*** Opening of Supplied data ***

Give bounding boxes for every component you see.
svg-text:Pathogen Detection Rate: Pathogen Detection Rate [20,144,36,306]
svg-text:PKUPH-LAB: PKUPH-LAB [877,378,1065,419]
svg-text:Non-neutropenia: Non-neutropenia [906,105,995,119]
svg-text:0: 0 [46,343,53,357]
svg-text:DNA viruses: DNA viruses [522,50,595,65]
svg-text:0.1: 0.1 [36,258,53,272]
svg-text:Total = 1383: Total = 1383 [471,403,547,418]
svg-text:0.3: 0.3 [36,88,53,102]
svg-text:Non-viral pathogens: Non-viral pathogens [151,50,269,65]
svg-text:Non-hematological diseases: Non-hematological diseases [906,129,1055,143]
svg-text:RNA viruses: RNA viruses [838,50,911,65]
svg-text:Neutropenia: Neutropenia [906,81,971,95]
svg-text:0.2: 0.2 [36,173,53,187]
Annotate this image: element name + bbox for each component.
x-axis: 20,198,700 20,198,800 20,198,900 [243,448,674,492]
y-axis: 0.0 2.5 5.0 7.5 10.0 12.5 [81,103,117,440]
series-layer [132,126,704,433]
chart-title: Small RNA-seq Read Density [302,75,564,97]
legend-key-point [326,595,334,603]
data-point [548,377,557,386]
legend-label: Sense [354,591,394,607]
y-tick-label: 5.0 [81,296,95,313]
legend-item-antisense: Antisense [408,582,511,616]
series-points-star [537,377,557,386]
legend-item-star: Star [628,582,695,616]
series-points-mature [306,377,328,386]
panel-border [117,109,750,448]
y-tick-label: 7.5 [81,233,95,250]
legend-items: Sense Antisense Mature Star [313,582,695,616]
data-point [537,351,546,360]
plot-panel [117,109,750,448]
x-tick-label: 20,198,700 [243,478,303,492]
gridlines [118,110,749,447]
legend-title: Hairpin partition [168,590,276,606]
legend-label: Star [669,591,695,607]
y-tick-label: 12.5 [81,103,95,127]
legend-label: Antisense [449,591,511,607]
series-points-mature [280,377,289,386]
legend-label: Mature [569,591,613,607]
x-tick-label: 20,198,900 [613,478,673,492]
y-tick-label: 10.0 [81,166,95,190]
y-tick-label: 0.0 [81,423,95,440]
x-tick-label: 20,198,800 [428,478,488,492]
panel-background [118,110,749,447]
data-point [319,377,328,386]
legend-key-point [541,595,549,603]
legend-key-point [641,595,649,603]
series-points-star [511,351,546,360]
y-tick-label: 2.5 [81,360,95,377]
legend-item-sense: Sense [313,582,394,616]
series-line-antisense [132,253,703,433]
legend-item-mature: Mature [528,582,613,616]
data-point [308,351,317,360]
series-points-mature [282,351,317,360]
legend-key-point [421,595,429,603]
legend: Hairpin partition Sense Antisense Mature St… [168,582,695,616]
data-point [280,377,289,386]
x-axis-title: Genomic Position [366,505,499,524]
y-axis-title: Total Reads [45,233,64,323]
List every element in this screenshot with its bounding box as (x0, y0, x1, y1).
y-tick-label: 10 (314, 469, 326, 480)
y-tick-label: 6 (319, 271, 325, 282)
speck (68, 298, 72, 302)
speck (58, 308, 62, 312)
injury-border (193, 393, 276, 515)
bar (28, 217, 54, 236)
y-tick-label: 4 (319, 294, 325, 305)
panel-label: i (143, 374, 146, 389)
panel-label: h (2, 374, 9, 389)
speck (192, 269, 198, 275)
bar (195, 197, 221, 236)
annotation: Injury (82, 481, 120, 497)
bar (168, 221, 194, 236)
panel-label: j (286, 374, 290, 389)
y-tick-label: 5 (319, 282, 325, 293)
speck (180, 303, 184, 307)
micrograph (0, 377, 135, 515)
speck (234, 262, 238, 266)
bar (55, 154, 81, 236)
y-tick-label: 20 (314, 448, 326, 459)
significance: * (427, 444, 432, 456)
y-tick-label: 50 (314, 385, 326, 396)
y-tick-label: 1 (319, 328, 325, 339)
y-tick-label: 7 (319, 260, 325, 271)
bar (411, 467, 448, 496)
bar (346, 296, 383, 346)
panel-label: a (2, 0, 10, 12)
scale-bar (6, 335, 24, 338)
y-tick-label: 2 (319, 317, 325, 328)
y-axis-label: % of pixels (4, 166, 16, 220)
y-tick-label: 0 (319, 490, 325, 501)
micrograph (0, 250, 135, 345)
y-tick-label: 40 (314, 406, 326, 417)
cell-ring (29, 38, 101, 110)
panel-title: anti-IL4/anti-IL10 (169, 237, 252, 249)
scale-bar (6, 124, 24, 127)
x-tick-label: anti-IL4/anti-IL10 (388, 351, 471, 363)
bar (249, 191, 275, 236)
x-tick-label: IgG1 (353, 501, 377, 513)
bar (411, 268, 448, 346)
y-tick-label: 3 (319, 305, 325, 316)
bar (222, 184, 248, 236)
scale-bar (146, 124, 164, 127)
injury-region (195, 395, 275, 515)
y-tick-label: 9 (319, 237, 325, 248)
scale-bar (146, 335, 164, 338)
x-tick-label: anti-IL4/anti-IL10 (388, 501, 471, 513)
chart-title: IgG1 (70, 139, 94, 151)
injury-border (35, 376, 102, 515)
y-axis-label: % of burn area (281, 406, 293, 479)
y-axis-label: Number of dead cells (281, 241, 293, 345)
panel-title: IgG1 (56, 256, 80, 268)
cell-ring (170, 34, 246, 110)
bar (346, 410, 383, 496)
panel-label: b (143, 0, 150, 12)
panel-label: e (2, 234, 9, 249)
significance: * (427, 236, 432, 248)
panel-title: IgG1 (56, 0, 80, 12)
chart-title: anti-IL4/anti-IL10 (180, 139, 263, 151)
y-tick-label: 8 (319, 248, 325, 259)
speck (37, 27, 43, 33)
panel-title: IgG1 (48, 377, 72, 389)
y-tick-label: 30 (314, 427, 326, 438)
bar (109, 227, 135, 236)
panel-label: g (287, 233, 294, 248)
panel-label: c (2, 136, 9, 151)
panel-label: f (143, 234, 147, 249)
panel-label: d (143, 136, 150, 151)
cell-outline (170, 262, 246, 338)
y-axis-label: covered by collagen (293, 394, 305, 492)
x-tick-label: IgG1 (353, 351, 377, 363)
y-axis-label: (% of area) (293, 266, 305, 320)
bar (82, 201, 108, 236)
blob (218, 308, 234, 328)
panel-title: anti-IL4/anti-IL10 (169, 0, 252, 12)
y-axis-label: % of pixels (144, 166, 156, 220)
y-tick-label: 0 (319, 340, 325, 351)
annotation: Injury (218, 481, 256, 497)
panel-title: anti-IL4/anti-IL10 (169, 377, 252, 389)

*** Close of Supplied data ***

● **Assignment**: Among the records above, find each line containing the string "pixels" and copy it.

● **Solution for this exercise**:
y-axis-label: % of pixels (4, 166, 16, 220)
y-axis-label: % of pixels (144, 166, 156, 220)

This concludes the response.